Stored data

________

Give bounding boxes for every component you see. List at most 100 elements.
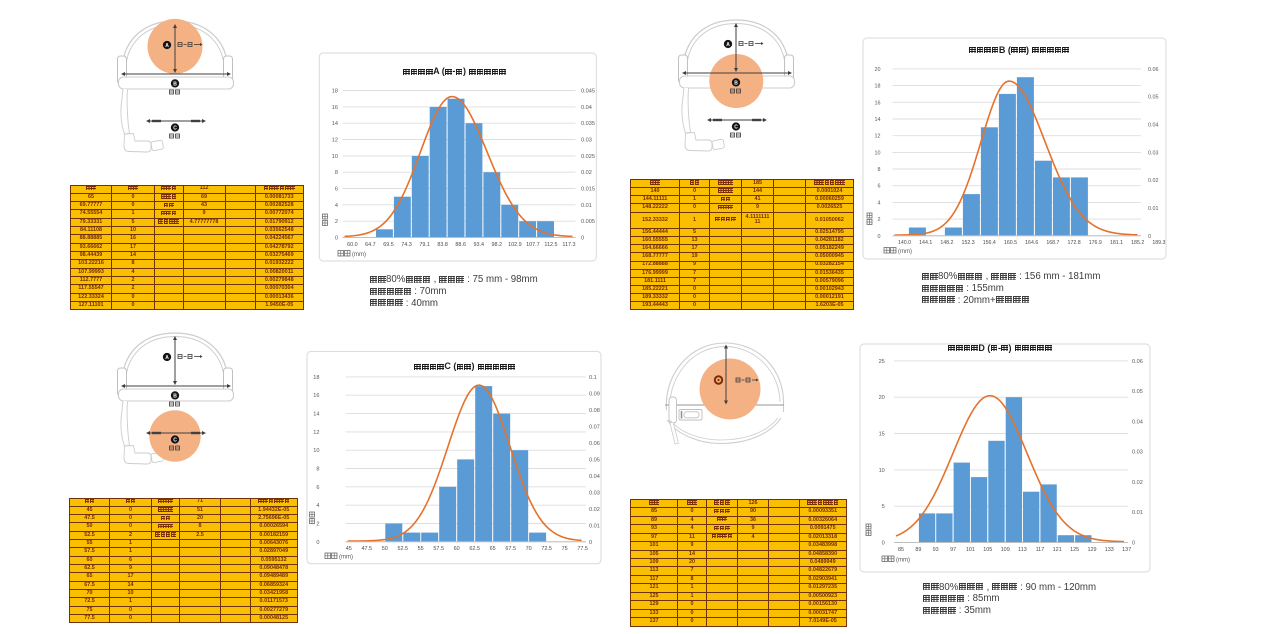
svg-text:50: 50: [382, 546, 388, 552]
svg-text:25: 25: [879, 359, 885, 365]
svg-text:125: 125: [1070, 547, 1079, 553]
svg-text:C: C: [173, 125, 177, 131]
svg-text:0: 0: [878, 234, 881, 240]
svg-text:117: 117: [1036, 547, 1045, 553]
svg-text:A: A: [165, 43, 169, 49]
svg-text:B: B: [734, 80, 738, 86]
svg-text:C: C: [173, 437, 177, 443]
svg-text:0.02: 0.02: [581, 170, 592, 176]
svg-text:4: 4: [335, 203, 338, 209]
svg-text:93.4: 93.4: [474, 242, 485, 248]
svg-text:10: 10: [332, 154, 338, 160]
svg-text:0.035: 0.035: [581, 121, 595, 127]
svg-text:121: 121: [1053, 547, 1062, 553]
svg-text:105: 105: [983, 547, 992, 553]
svg-text:0.07: 0.07: [589, 424, 600, 430]
svg-text:89: 89: [915, 547, 921, 553]
svg-text:176.9: 176.9: [1089, 240, 1102, 246]
svg-text:148.2: 148.2: [940, 240, 953, 246]
svg-text:185.2: 185.2: [1131, 240, 1144, 246]
svg-text:18: 18: [875, 84, 881, 90]
svg-text:0: 0: [1148, 234, 1151, 240]
svg-text:69.5: 69.5: [383, 242, 394, 248]
svg-text:0.05: 0.05: [1132, 389, 1143, 395]
svg-text:20: 20: [875, 67, 881, 73]
svg-text:B: B: [173, 393, 177, 399]
svg-text:79.1: 79.1: [419, 242, 430, 248]
svg-text:0.03: 0.03: [1132, 450, 1143, 456]
svg-text:0.03: 0.03: [581, 138, 592, 144]
svg-text:0.01: 0.01: [1148, 206, 1159, 212]
svg-text:15: 15: [879, 432, 885, 438]
svg-text:0.01: 0.01: [1132, 510, 1143, 516]
svg-text:60.0: 60.0: [347, 242, 358, 248]
svg-text:168.7: 168.7: [1046, 240, 1059, 246]
svg-text:16: 16: [875, 100, 881, 106]
svg-text:0.01: 0.01: [581, 203, 592, 209]
svg-text:60: 60: [454, 546, 460, 552]
svg-text:74.3: 74.3: [401, 242, 412, 248]
svg-text:2: 2: [878, 217, 881, 223]
svg-text:107.7: 107.7: [526, 242, 540, 248]
svg-text:6: 6: [316, 485, 319, 491]
svg-text:0.08: 0.08: [589, 408, 600, 414]
svg-text:10: 10: [875, 150, 881, 156]
svg-text:10: 10: [879, 468, 885, 474]
svg-text:0.04: 0.04: [1148, 123, 1159, 129]
svg-text:172.8: 172.8: [1068, 240, 1081, 246]
svg-text:77.5: 77.5: [577, 546, 588, 552]
svg-text:70: 70: [526, 546, 532, 552]
svg-text:B: B: [173, 81, 177, 87]
svg-text:0.02: 0.02: [589, 507, 600, 513]
svg-text:8: 8: [316, 467, 319, 473]
svg-text:4: 4: [878, 200, 881, 206]
svg-text:129: 129: [1087, 547, 1096, 553]
svg-text:0.04: 0.04: [581, 105, 592, 111]
svg-text:181.1: 181.1: [1110, 240, 1123, 246]
svg-text:2: 2: [335, 219, 338, 225]
svg-text:0.01: 0.01: [589, 523, 600, 529]
svg-text:16: 16: [332, 105, 338, 111]
svg-text:67.5: 67.5: [505, 546, 516, 552]
svg-text:(mm): (mm): [898, 249, 912, 255]
svg-text:97: 97: [950, 547, 956, 553]
svg-text:0.05: 0.05: [1148, 95, 1159, 101]
svg-text:93: 93: [933, 547, 939, 553]
svg-text:12: 12: [313, 430, 319, 436]
svg-text:156.4: 156.4: [983, 240, 996, 246]
svg-text:18: 18: [332, 89, 338, 95]
svg-text:0.05: 0.05: [589, 457, 600, 463]
svg-text:8: 8: [335, 170, 338, 176]
svg-text:0.045: 0.045: [581, 89, 595, 95]
svg-text:75: 75: [562, 546, 568, 552]
svg-text:72.5: 72.5: [541, 546, 552, 552]
svg-text:0.015: 0.015: [581, 187, 595, 193]
svg-text:117.3: 117.3: [562, 242, 575, 248]
svg-text:152.3: 152.3: [962, 240, 975, 246]
svg-text:0.09: 0.09: [589, 391, 600, 397]
svg-text:0: 0: [581, 236, 584, 242]
svg-text:64.7: 64.7: [365, 242, 376, 248]
svg-text:83.8: 83.8: [437, 242, 448, 248]
svg-text:0.03: 0.03: [1148, 150, 1159, 156]
svg-text:0.025: 0.025: [581, 154, 595, 160]
svg-text:12: 12: [875, 134, 881, 140]
svg-text:62.5: 62.5: [469, 546, 480, 552]
svg-text:14: 14: [313, 412, 319, 418]
svg-text:6: 6: [878, 184, 881, 190]
svg-text:14: 14: [332, 121, 338, 127]
svg-text:18: 18: [313, 375, 319, 381]
svg-text:0.04: 0.04: [589, 474, 600, 480]
svg-text:0.04: 0.04: [1132, 419, 1143, 425]
svg-text:98.2: 98.2: [492, 242, 503, 248]
svg-text:189.3: 189.3: [1152, 240, 1165, 246]
svg-text:140.0: 140.0: [898, 240, 911, 246]
svg-text:16: 16: [313, 393, 319, 399]
svg-text:0.06: 0.06: [589, 441, 600, 447]
svg-text:0: 0: [1132, 541, 1135, 547]
svg-text:0.06: 0.06: [1148, 67, 1159, 73]
svg-text:0: 0: [589, 540, 592, 546]
svg-text:45: 45: [346, 546, 352, 552]
svg-text:C: C: [734, 124, 738, 130]
svg-text:57.5: 57.5: [433, 546, 444, 552]
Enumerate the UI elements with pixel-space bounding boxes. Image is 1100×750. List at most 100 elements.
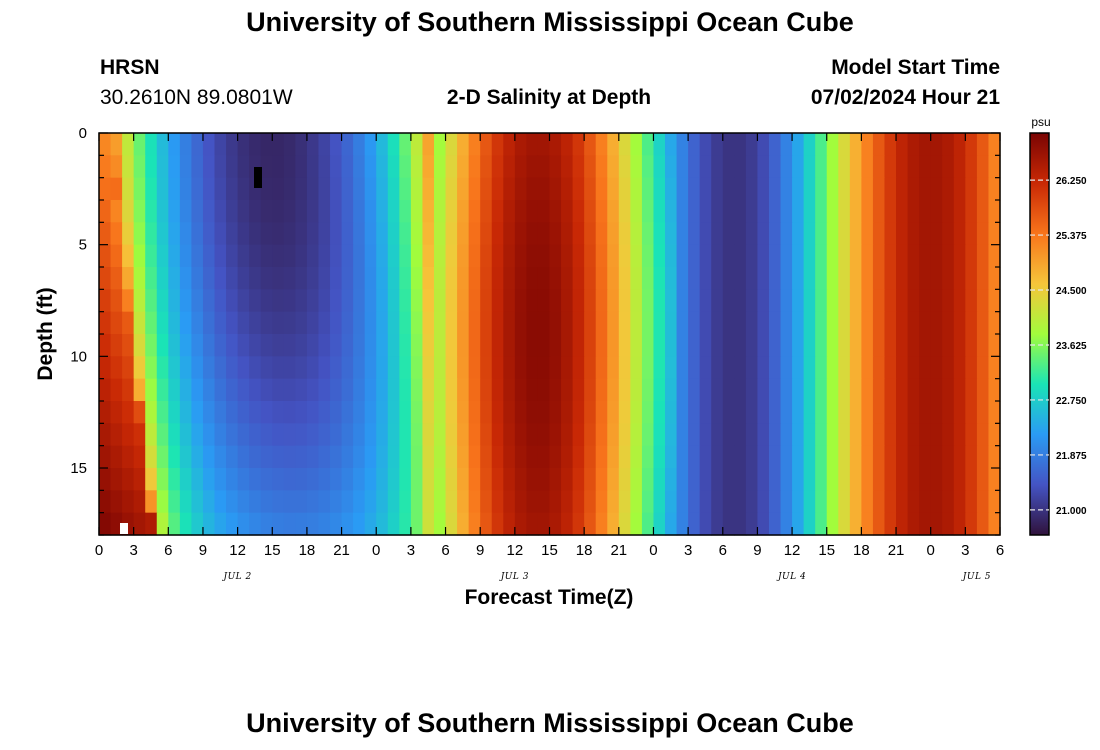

________

◆ Task instructions
Please copy all the records again, substituting "chart-text" for every "svg-text" and changing nothing else. Leave the pictures out of your copy.

◆ Result below
Give bounding boxes for every component you see. List at most 100 elements.
chart-text:50: 50: [382, 546, 388, 552]
chart-text:25: 25: [879, 359, 885, 365]
chart-text:125: 125: [1070, 547, 1079, 553]
chart-text:C: C: [173, 125, 177, 131]
chart-text:0: 0: [878, 234, 881, 240]
chart-text:117: 117: [1036, 547, 1045, 553]
chart-text:A: A: [165, 43, 169, 49]
chart-text:B: B: [734, 80, 738, 86]
chart-text:C: C: [173, 437, 177, 443]
chart-text:0.02: 0.02: [581, 170, 592, 176]
chart-text:4: 4: [335, 203, 338, 209]
chart-text:93.4: 93.4: [474, 242, 485, 248]
chart-text:10: 10: [332, 154, 338, 160]
chart-text:0.035: 0.035: [581, 121, 595, 127]
chart-text:121: 121: [1053, 547, 1062, 553]
chart-text:105: 105: [983, 547, 992, 553]
chart-text:0.07: 0.07: [589, 424, 600, 430]
chart-text:89: 89: [915, 547, 921, 553]
chart-text:176.9: 176.9: [1089, 240, 1102, 246]
chart-text:148.2: 148.2: [940, 240, 953, 246]
chart-text:185.2: 185.2: [1131, 240, 1144, 246]
chart-text:18: 18: [875, 84, 881, 90]
chart-text:0: 0: [1148, 234, 1151, 240]
chart-text:69.5: 69.5: [383, 242, 394, 248]
chart-text:0.05: 0.05: [1132, 389, 1143, 395]
chart-text:20: 20: [875, 67, 881, 73]
chart-text:B: B: [173, 393, 177, 399]
chart-text:79.1: 79.1: [419, 242, 430, 248]
chart-text:0.03: 0.03: [1132, 450, 1143, 456]
chart-text:0.03: 0.03: [581, 138, 592, 144]
chart-text:0.01: 0.01: [1148, 206, 1159, 212]
chart-text:15: 15: [879, 432, 885, 438]
chart-text:0.01: 0.01: [1132, 510, 1143, 516]
chart-text:60.0: 60.0: [347, 242, 358, 248]
chart-text:168.7: 168.7: [1046, 240, 1059, 246]
chart-text:16: 16: [875, 100, 881, 106]
chart-text:0.01: 0.01: [581, 203, 592, 209]
chart-text:60: 60: [454, 546, 460, 552]
chart-text:74.3: 74.3: [401, 242, 412, 248]
chart-text:2: 2: [878, 217, 881, 223]
chart-text:107.7: 107.7: [526, 242, 540, 248]
chart-text:6: 6: [316, 485, 319, 491]
chart-text:0.08: 0.08: [589, 408, 600, 414]
chart-text:10: 10: [875, 150, 881, 156]
chart-text:10: 10: [879, 468, 885, 474]
chart-text:0.04: 0.04: [1148, 123, 1159, 129]
chart-text:172.8: 172.8: [1068, 240, 1081, 246]
chart-text:77.5: 77.5: [577, 546, 588, 552]
chart-text:70: 70: [526, 546, 532, 552]
chart-text:B: B: [173, 81, 177, 87]
chart-text:0.02: 0.02: [589, 507, 600, 513]
chart-text:8: 8: [316, 467, 319, 473]
chart-text:4: 4: [878, 200, 881, 206]
chart-text:129: 129: [1087, 547, 1096, 553]
chart-text:0.04: 0.04: [581, 105, 592, 111]
chart-text:181.1: 181.1: [1110, 240, 1123, 246]
chart-text:2: 2: [335, 219, 338, 225]
chart-text:0.01: 0.01: [589, 523, 600, 529]
chart-text:16: 16: [332, 105, 338, 111]
chart-text:67.5: 67.5: [505, 546, 516, 552]
chart-text:(mm): (mm): [898, 249, 912, 255]
chart-text:97: 97: [950, 547, 956, 553]
chart-text:0.05: 0.05: [1148, 95, 1159, 101]
chart-text:93: 93: [933, 547, 939, 553]
chart-text:12: 12: [313, 430, 319, 436]
chart-text:156.4: 156.4: [983, 240, 996, 246]
chart-text:18: 18: [332, 89, 338, 95]
chart-text:0.05: 0.05: [589, 457, 600, 463]
chart-text:8: 8: [335, 170, 338, 176]
chart-text:0.045: 0.045: [581, 89, 595, 95]
chart-text:75: 75: [562, 546, 568, 552]
chart-text:72.5: 72.5: [541, 546, 552, 552]
chart-text:0.015: 0.015: [581, 187, 595, 193]
chart-text:117.3: 117.3: [562, 242, 575, 248]
chart-text:152.3: 152.3: [962, 240, 975, 246]
chart-text:0.09: 0.09: [589, 391, 600, 397]
chart-text:0: 0: [581, 236, 584, 242]
chart-text:64.7: 64.7: [365, 242, 376, 248]
chart-text:83.8: 83.8: [437, 242, 448, 248]
chart-text:0.03: 0.03: [1148, 150, 1159, 156]
chart-text:0.025: 0.025: [581, 154, 595, 160]
chart-text:12: 12: [875, 134, 881, 140]
chart-text:62.5: 62.5: [469, 546, 480, 552]
chart-text:14: 14: [313, 412, 319, 418]
chart-text:6: 6: [878, 184, 881, 190]
chart-text:14: 14: [332, 121, 338, 127]
chart-text:18: 18: [313, 375, 319, 381]
chart-text:0.04: 0.04: [589, 474, 600, 480]
chart-text:0.04: 0.04: [1132, 419, 1143, 425]
chart-text:98.2: 98.2: [492, 242, 503, 248]
chart-text:189.3: 189.3: [1152, 240, 1165, 246]
chart-text:140.0: 140.0: [898, 240, 911, 246]
chart-text:16: 16: [313, 393, 319, 399]
chart-text:0.06: 0.06: [589, 441, 600, 447]
chart-text:0: 0: [1132, 541, 1135, 547]
chart-text:0.06: 0.06: [1148, 67, 1159, 73]
chart-text:0: 0: [589, 540, 592, 546]
chart-text:45: 45: [346, 546, 352, 552]
chart-text:C: C: [734, 124, 738, 130]
chart-text:57.5: 57.5: [433, 546, 444, 552]
Enumerate the UI elements with pixel-space bounding boxes. Image is 1100×750. List at most 100 elements.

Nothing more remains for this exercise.